* _INSTRUCTIONS TO FOLLOW_
Keep only the lines of the data below that contain "semisaturation", and copy them.
┏━━
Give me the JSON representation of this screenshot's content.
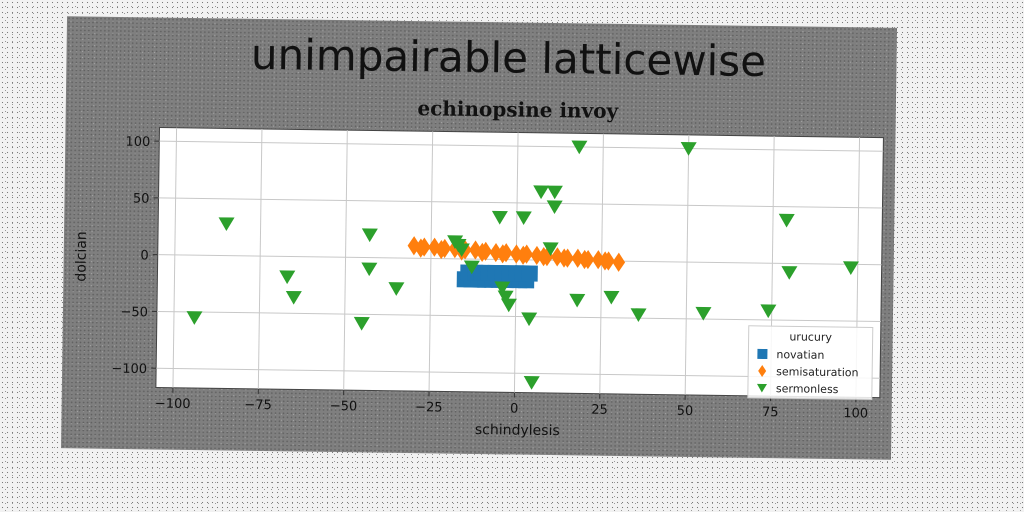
{
  "chart_data": {
    "type": "scatter",
    "suptitle": "unimpairable latticewise",
    "title": "echinopsine invoy",
    "xlabel": "schindylesis",
    "ylabel": "dolcian",
    "xlim": [
      -105,
      107
    ],
    "ylim": [
      -117,
      112
    ],
    "xticks": [
      -100,
      -75,
      -50,
      -25,
      0,
      25,
      50,
      75,
      100
    ],
    "yticks": [
      -100,
      -50,
      0,
      50,
      100
    ],
    "xtick_labels": [
      "−100",
      "−75",
      "−50",
      "−25",
      "0",
      "25",
      "50",
      "75",
      "100"
    ],
    "ytick_labels": [
      "−100",
      "−50",
      "0",
      "50",
      "100"
    ],
    "grid": true,
    "legend": {
      "title": "urucury",
      "position": "lower-right"
    },
    "colors": {
      "novatian": "#1f77b4",
      "semisaturation": "#ff7f0e",
      "sermonless": "#2ca02c"
    },
    "series": [
      {
        "name": "novatian",
        "marker": "square",
        "x": [
          -15,
          -13,
          -11,
          -9,
          -7,
          -5,
          -3,
          -1,
          1,
          3,
          -14,
          -12,
          -10,
          -8,
          -6,
          -4,
          -2,
          0,
          2,
          4
        ],
        "y": [
          -18,
          -18,
          -18,
          -18,
          -18,
          -18,
          -18,
          -18,
          -18,
          -18,
          -12,
          -12,
          -12,
          -12,
          -12,
          -12,
          -12,
          -12,
          -12,
          -12
        ]
      },
      {
        "name": "semisaturation",
        "marker": "diamond",
        "x": [
          -30,
          -27,
          -24,
          -21,
          -18,
          -15,
          -12,
          -9,
          -6,
          -3,
          0,
          3,
          6,
          9,
          12,
          15,
          18,
          21,
          24,
          27,
          30,
          -28,
          -22,
          -16,
          -10,
          -4,
          2,
          8,
          14,
          20,
          26
        ],
        "y": [
          11,
          10,
          10,
          9,
          9,
          8,
          8,
          7,
          6,
          6,
          5,
          5,
          4,
          3,
          3,
          2,
          2,
          1,
          1,
          0,
          -1,
          9,
          8,
          7,
          6,
          5,
          4,
          3,
          2,
          1,
          0
        ]
      },
      {
        "name": "sermonless",
        "marker": "triangle-down",
        "x": [
          -94,
          -85,
          -67,
          -65,
          -45,
          -43,
          -43,
          -35,
          -18,
          -17,
          -16,
          -13,
          -5,
          -4,
          -3,
          -2,
          2,
          4,
          5,
          10,
          11,
          11,
          18,
          18,
          28,
          36,
          50,
          55,
          74,
          79,
          80,
          98,
          7
        ],
        "y": [
          -55,
          28,
          -18,
          -36,
          -58,
          20,
          -10,
          -27,
          15,
          12,
          8,
          -7,
          37,
          -25,
          -33,
          -40,
          37,
          -52,
          -108,
          10,
          47,
          60,
          100,
          -35,
          -32,
          -47,
          100,
          -45,
          -42,
          38,
          -8,
          -3,
          60
        ]
      }
    ]
  }
}
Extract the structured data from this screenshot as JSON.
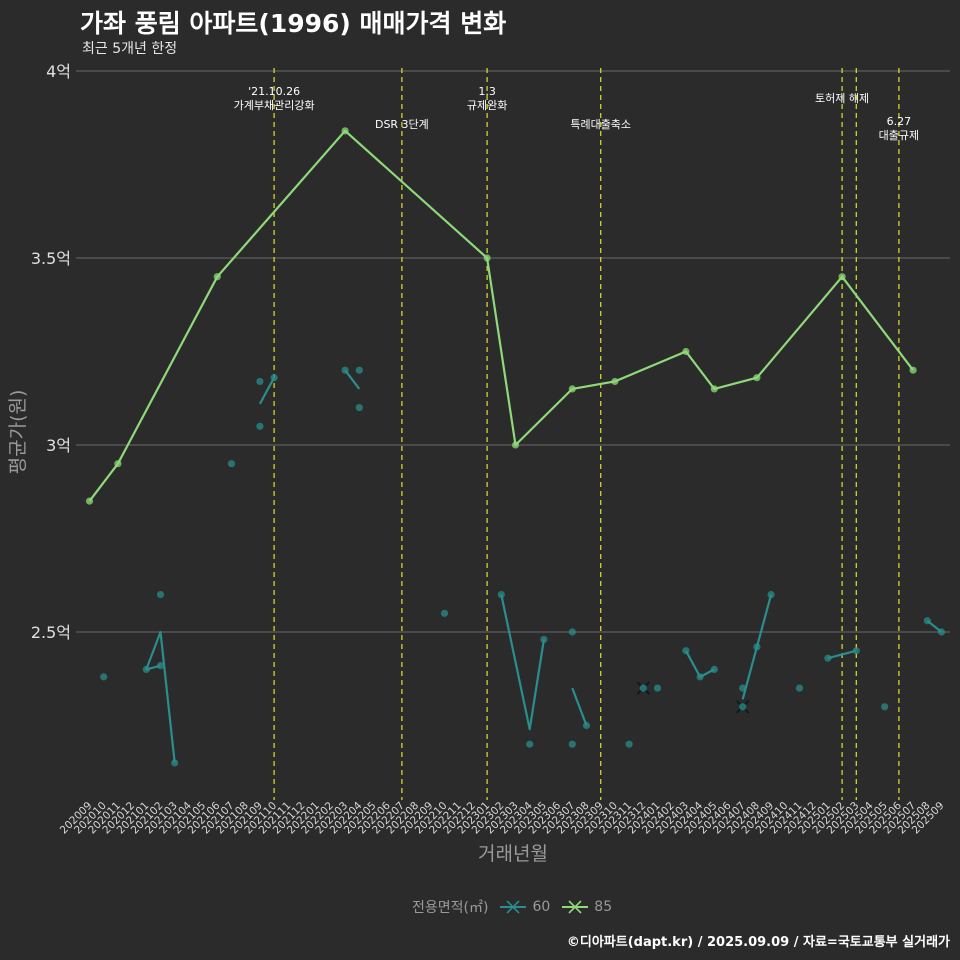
{
  "chart_data": {
    "type": "line",
    "title": "가좌 풍림 아파트(1996) 매매가격 변화",
    "subtitle": "최근 5개년 한정",
    "xlabel": "거래년월",
    "ylabel": "평균가(원)",
    "ylim": [
      2.05,
      4.0
    ],
    "yticks": [
      {
        "value": 2.5,
        "label": "2.5억"
      },
      {
        "value": 3.0,
        "label": "3억"
      },
      {
        "value": 3.5,
        "label": "3.5억"
      },
      {
        "value": 4.0,
        "label": "4억"
      }
    ],
    "categories": [
      "202009",
      "202010",
      "202011",
      "202012",
      "202101",
      "202102",
      "202103",
      "202104",
      "202105",
      "202106",
      "202107",
      "202108",
      "202109",
      "202110",
      "202111",
      "202112",
      "202201",
      "202202",
      "202203",
      "202204",
      "202205",
      "202206",
      "202207",
      "202208",
      "202209",
      "202210",
      "202211",
      "202212",
      "202301",
      "202302",
      "202303",
      "202304",
      "202305",
      "202306",
      "202307",
      "202308",
      "202309",
      "202310",
      "202311",
      "202312",
      "202401",
      "202402",
      "202403",
      "202404",
      "202405",
      "202406",
      "202407",
      "202408",
      "202409",
      "202410",
      "202411",
      "202412",
      "202501",
      "202502",
      "202503",
      "202504",
      "202505",
      "202506",
      "202507",
      "202508",
      "202509"
    ],
    "series": [
      {
        "name": "60",
        "color": "#2a8e8c",
        "line": [
          [
            [
              "202102",
              2.41
            ],
            [
              "202101",
              2.4
            ],
            [
              "202102",
              2.5
            ],
            [
              "202103",
              2.15
            ]
          ],
          [
            [
              "202109",
              3.11
            ],
            [
              "202110",
              3.18
            ]
          ],
          [
            [
              "202203",
              3.2
            ],
            [
              "202204",
              3.15
            ]
          ],
          [
            [
              "202302",
              2.6
            ],
            [
              "202304",
              2.24
            ],
            [
              "202305",
              2.48
            ]
          ],
          [
            [
              "202307",
              2.35
            ],
            [
              "202308",
              2.25
            ]
          ],
          [
            [
              "202403",
              2.45
            ],
            [
              "202404",
              2.38
            ],
            [
              "202405",
              2.4
            ]
          ],
          [
            [
              "202407",
              2.32
            ],
            [
              "202408",
              2.46
            ],
            [
              "202409",
              2.6
            ]
          ],
          [
            [
              "202501",
              2.43
            ],
            [
              "202503",
              2.45
            ]
          ],
          [
            [
              "202508",
              2.53
            ],
            [
              "202509",
              2.5
            ]
          ]
        ],
        "points": [
          [
            "202010",
            2.38
          ],
          [
            "202101",
            2.4
          ],
          [
            "202102",
            2.41
          ],
          [
            "202102",
            2.6
          ],
          [
            "202103",
            2.15
          ],
          [
            "202107",
            2.95
          ],
          [
            "202109",
            3.17
          ],
          [
            "202109",
            3.05
          ],
          [
            "202110",
            3.18
          ],
          [
            "202203",
            3.2
          ],
          [
            "202204",
            3.2
          ],
          [
            "202204",
            3.1
          ],
          [
            "202210",
            2.55
          ],
          [
            "202302",
            2.6
          ],
          [
            "202304",
            2.2
          ],
          [
            "202305",
            2.48
          ],
          [
            "202307",
            2.5
          ],
          [
            "202307",
            2.2
          ],
          [
            "202308",
            2.25
          ],
          [
            "202311",
            2.2
          ],
          [
            "202401",
            2.35
          ],
          [
            "202403",
            2.45
          ],
          [
            "202404",
            2.38
          ],
          [
            "202405",
            2.4
          ],
          [
            "202407",
            2.35
          ],
          [
            "202408",
            2.46
          ],
          [
            "202409",
            2.6
          ],
          [
            "202411",
            2.35
          ],
          [
            "202501",
            2.43
          ],
          [
            "202503",
            2.45
          ],
          [
            "202505",
            2.3
          ],
          [
            "202508",
            2.53
          ],
          [
            "202509",
            2.5
          ]
        ],
        "cross_markers": [
          [
            "202312",
            2.35
          ],
          [
            "202407",
            2.3
          ]
        ]
      },
      {
        "name": "85",
        "color": "#8fd97a",
        "line": [
          [
            [
              "202009",
              2.85
            ],
            [
              "202011",
              2.95
            ],
            [
              "202106",
              3.45
            ],
            [
              "202203",
              3.84
            ],
            [
              "202301",
              3.5
            ],
            [
              "202303",
              3.0
            ],
            [
              "202307",
              3.15
            ],
            [
              "202310",
              3.17
            ],
            [
              "202403",
              3.25
            ],
            [
              "202405",
              3.15
            ],
            [
              "202408",
              3.18
            ],
            [
              "202502",
              3.45
            ],
            [
              "202507",
              3.2
            ]
          ]
        ],
        "points": [
          [
            "202009",
            2.85
          ],
          [
            "202011",
            2.95
          ],
          [
            "202106",
            3.45
          ],
          [
            "202203",
            3.84
          ],
          [
            "202301",
            3.5
          ],
          [
            "202303",
            3.0
          ],
          [
            "202307",
            3.15
          ],
          [
            "202310",
            3.17
          ],
          [
            "202403",
            3.25
          ],
          [
            "202405",
            3.15
          ],
          [
            "202408",
            3.18
          ],
          [
            "202502",
            3.45
          ],
          [
            "202507",
            3.2
          ]
        ]
      }
    ],
    "events": [
      {
        "x": "202110",
        "label_lines": [
          "'21.10.26",
          "가계부채관리강화"
        ],
        "label_row": 0
      },
      {
        "x": "202207",
        "label_lines": [
          "DSR 3단계"
        ],
        "label_row": 2
      },
      {
        "x": "202301",
        "label_lines": [
          "1.3",
          "규제완화"
        ],
        "label_row": 0
      },
      {
        "x": "202309",
        "label_lines": [
          "특례대출축소"
        ],
        "label_row": 2
      },
      {
        "x": "202502",
        "label_lines": [
          "토허제 해제"
        ],
        "label_row": 1
      },
      {
        "x": "202503",
        "label_lines": [],
        "label_row": 0
      },
      {
        "x": "202506",
        "label_lines": [
          "6.27",
          "대출규제"
        ],
        "label_row": 3
      }
    ],
    "legend_title": "전용면적(㎡)",
    "legend_items": [
      "60",
      "85"
    ]
  },
  "footer": "©디아파트(dapt.kr) / 2025.09.09 / 자료=국토교통부 실거래가"
}
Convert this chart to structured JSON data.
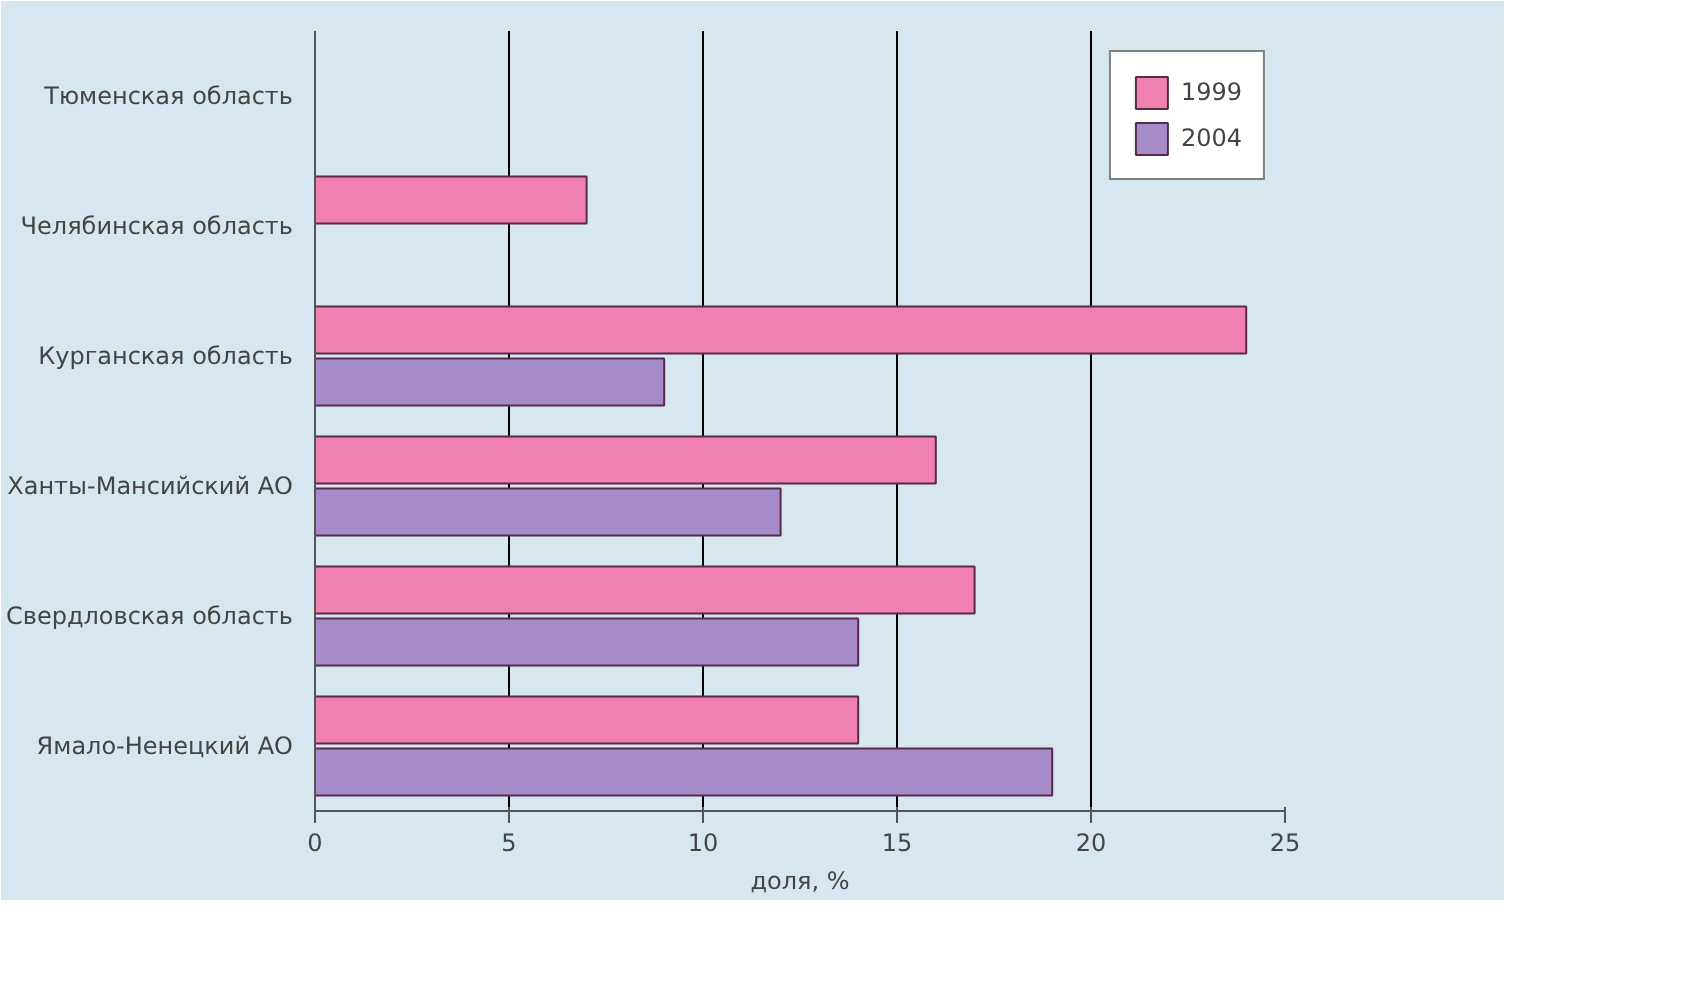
{
  "chart_data": {
    "type": "bar",
    "orientation": "horizontal",
    "xlabel": "доля, %",
    "categories": [
      "Тюменская область",
      "Челябинская область",
      "Курганская область",
      "Ханты-Мансийский АО",
      "Свердловская область",
      "Ямало-Ненецкий АО"
    ],
    "series": [
      {
        "name": "1999",
        "color": "#f080b0",
        "values": [
          null,
          7,
          24,
          16,
          17,
          14
        ]
      },
      {
        "name": "2004",
        "color": "#a58cc8",
        "values": [
          null,
          null,
          9,
          12,
          14,
          19
        ]
      }
    ],
    "xlim": [
      0,
      25
    ],
    "xticks": [
      0,
      5,
      10,
      15,
      20,
      25
    ],
    "grid": "x",
    "legend": "top right"
  }
}
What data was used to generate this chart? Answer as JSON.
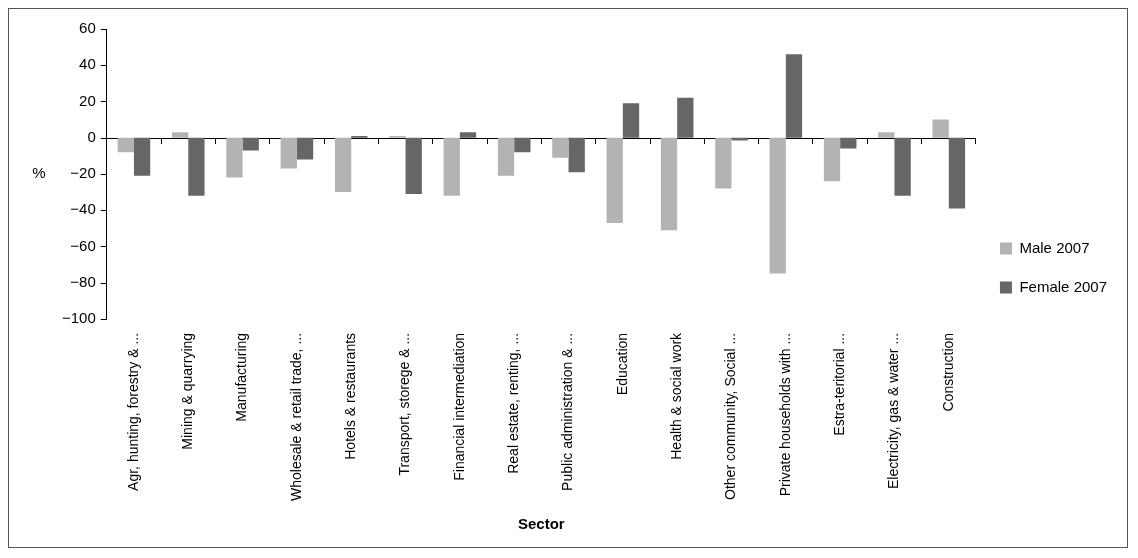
{
  "chart_data": {
    "type": "bar",
    "xlabel": "Sector",
    "ylabel": "%",
    "categories": [
      "Agr, hunting, forestry & ...",
      "Mining & quarrying",
      "Manufacturing",
      "Wholesale & retail trade, ...",
      "Hotels & restaurants",
      "Transport, storege & ...",
      "Financial intermediation",
      "Real estate, renting, ...",
      "Public administration & ...",
      "Education",
      "Health & social work",
      "Other community, Social ...",
      "Private households with ...",
      "Estra-teritorial ...",
      "Electricity, gas & water ...",
      "Construction"
    ],
    "series": [
      {
        "name": "Male 2007",
        "color": "#b3b3b3",
        "values": [
          -8,
          3,
          -22,
          -17,
          -30,
          1,
          -32,
          -21,
          -11,
          -47,
          -51,
          -28,
          -75,
          -24,
          3,
          10
        ]
      },
      {
        "name": "Female 2007",
        "color": "#666666",
        "values": [
          -21,
          -32,
          -7,
          -12,
          1,
          -31,
          3,
          -8,
          -19,
          19,
          22,
          -1.5,
          46,
          -6,
          -32,
          -39
        ]
      }
    ],
    "ylim": [
      -100,
      60
    ],
    "yticks": [
      {
        "value": -100,
        "label": "−100"
      },
      {
        "value": -80,
        "label": "−80"
      },
      {
        "value": -60,
        "label": "−60"
      },
      {
        "value": -40,
        "label": "−40"
      },
      {
        "value": -20,
        "label": "−20"
      },
      0,
      20,
      40,
      60
    ],
    "ref_lines": [
      {
        "axis": "y",
        "value": 0,
        "color": "#000000"
      }
    ],
    "grid": false,
    "legend": "right"
  }
}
┗━━
* _CORRECT ANSWER_
      "semisaturation": "#ff7f0e",
        "name": "semisaturation",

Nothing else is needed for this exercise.